Dataset entries:

>>>>>

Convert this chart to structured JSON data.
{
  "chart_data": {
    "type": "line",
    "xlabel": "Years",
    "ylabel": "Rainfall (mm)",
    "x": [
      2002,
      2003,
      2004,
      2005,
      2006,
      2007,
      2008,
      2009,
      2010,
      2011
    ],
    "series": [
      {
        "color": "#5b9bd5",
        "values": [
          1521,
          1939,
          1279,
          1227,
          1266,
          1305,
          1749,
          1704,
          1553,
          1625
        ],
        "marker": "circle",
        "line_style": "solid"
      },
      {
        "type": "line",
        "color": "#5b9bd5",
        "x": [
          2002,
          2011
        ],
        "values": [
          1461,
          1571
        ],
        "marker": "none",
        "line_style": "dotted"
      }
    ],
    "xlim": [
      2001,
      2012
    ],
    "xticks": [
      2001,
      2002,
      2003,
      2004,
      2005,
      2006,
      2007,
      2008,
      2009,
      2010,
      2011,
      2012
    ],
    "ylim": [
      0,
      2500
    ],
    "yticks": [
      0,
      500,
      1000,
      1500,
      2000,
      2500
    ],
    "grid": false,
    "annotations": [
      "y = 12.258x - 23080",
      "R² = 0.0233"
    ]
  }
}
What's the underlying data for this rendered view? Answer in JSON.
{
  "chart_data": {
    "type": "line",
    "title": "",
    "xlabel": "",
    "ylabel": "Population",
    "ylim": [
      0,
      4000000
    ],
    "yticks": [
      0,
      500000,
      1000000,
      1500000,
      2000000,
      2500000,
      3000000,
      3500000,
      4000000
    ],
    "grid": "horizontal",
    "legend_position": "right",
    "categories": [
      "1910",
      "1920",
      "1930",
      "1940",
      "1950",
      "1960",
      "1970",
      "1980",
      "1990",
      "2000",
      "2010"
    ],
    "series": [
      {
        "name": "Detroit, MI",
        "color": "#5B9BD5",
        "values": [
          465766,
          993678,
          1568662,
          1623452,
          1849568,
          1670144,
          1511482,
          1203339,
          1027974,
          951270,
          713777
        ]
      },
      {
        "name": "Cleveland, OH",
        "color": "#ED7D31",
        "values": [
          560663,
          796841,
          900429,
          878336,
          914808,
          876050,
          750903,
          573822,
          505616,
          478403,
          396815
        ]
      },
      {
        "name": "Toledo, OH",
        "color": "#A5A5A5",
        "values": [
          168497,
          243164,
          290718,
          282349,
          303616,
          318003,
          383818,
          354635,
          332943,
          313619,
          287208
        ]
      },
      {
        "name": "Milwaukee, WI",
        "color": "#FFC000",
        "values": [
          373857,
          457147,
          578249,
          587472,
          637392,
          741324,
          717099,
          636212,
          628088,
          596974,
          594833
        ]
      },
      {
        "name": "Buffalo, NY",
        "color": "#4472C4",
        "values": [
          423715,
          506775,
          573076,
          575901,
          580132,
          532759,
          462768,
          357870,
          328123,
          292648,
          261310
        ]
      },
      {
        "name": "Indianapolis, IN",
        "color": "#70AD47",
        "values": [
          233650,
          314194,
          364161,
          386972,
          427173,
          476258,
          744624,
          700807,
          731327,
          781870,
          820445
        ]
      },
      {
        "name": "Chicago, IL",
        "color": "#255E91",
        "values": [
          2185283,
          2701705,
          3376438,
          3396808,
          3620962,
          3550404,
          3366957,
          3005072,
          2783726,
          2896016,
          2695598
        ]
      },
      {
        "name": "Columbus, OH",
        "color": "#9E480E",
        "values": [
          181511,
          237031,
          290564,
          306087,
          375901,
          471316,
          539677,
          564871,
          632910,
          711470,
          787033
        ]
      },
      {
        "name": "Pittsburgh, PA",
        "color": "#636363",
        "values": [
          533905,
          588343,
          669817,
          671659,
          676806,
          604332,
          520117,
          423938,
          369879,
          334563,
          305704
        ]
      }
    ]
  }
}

<<<<<

REQUIREMENTS - Repeat every record, keeping each word and mark exactly as it is.

RESULT FOR THIS EXERCISE -
Convert this chart to structured JSON data.
{
  "chart_data": {
    "type": "line",
    "xlabel": "Years",
    "ylabel": "Rainfall (mm)",
    "x": [
      2002,
      2003,
      2004,
      2005,
      2006,
      2007,
      2008,
      2009,
      2010,
      2011
    ],
    "series": [
      {
        "color": "#5b9bd5",
        "values": [
          1521,
          1939,
          1279,
          1227,
          1266,
          1305,
          1749,
          1704,
          1553,
          1625
        ],
        "marker": "circle",
        "line_style": "solid"
      },
      {
        "type": "line",
        "color": "#5b9bd5",
        "x": [
          2002,
          2011
        ],
        "values": [
          1461,
          1571
        ],
        "marker": "none",
        "line_style": "dotted"
      }
    ],
    "xlim": [
      2001,
      2012
    ],
    "xticks": [
      2001,
      2002,
      2003,
      2004,
      2005,
      2006,
      2007,
      2008,
      2009,
      2010,
      2011,
      2012
    ],
    "ylim": [
      0,
      2500
    ],
    "yticks": [
      0,
      500,
      1000,
      1500,
      2000,
      2500
    ],
    "grid": false,
    "annotations": [
      "y = 12.258x - 23080",
      "R² = 0.0233"
    ]
  }
}
What's the underlying data for this rendered view? Answer in JSON.
{
  "chart_data": {
    "type": "line",
    "title": "",
    "xlabel": "",
    "ylabel": "Population",
    "ylim": [
      0,
      4000000
    ],
    "yticks": [
      0,
      500000,
      1000000,
      1500000,
      2000000,
      2500000,
      3000000,
      3500000,
      4000000
    ],
    "grid": "horizontal",
    "legend_position": "right",
    "categories": [
      "1910",
      "1920",
      "1930",
      "1940",
      "1950",
      "1960",
      "1970",
      "1980",
      "1990",
      "2000",
      "2010"
    ],
    "series": [
      {
        "name": "Detroit, MI",
        "color": "#5B9BD5",
        "values": [
          465766,
          993678,
          1568662,
          1623452,
          1849568,
          1670144,
          1511482,
          1203339,
          1027974,
          951270,
          713777
        ]
      },
      {
        "name": "Cleveland, OH",
        "color": "#ED7D31",
        "values": [
          560663,
          796841,
          900429,
          878336,
          914808,
          876050,
          750903,
          573822,
          505616,
          478403,
          396815
        ]
      },
      {
        "name": "Toledo, OH",
        "color": "#A5A5A5",
        "values": [
          168497,
          243164,
          290718,
          282349,
          303616,
          318003,
          383818,
          354635,
          332943,
          313619,
          287208
        ]
      },
      {
        "name": "Milwaukee, WI",
        "color": "#FFC000",
        "values": [
          373857,
          457147,
          578249,
          587472,
          637392,
          741324,
          717099,
          636212,
          628088,
          596974,
          594833
        ]
      },
      {
        "name": "Buffalo, NY",
        "color": "#4472C4",
        "values": [
          423715,
          506775,
          573076,
          575901,
          580132,
          532759,
          462768,
          357870,
          328123,
          292648,
          261310
        ]
      },
      {
        "name": "Indianapolis, IN",
        "color": "#70AD47",
        "values": [
          233650,
          314194,
          364161,
          386972,
          427173,
          476258,
          744624,
          700807,
          731327,
          781870,
          820445
        ]
      },
      {
        "name": "Chicago, IL",
        "color": "#255E91",
        "values": [
          2185283,
          2701705,
          3376438,
          3396808,
          3620962,
          3550404,
          3366957,
          3005072,
          2783726,
          2896016,
          2695598
        ]
      },
      {
        "name": "Columbus, OH",
        "color": "#9E480E",
        "values": [
          181511,
          237031,
          290564,
          306087,
          375901,
          471316,
          539677,
          564871,
          632910,
          711470,
          787033
        ]
      },
      {
        "name": "Pittsburgh, PA",
        "color": "#636363",
        "values": [
          533905,
          588343,
          669817,
          671659,
          676806,
          604332,
          520117,
          423938,
          369879,
          334563,
          305704
        ]
      }
    ]
  }
}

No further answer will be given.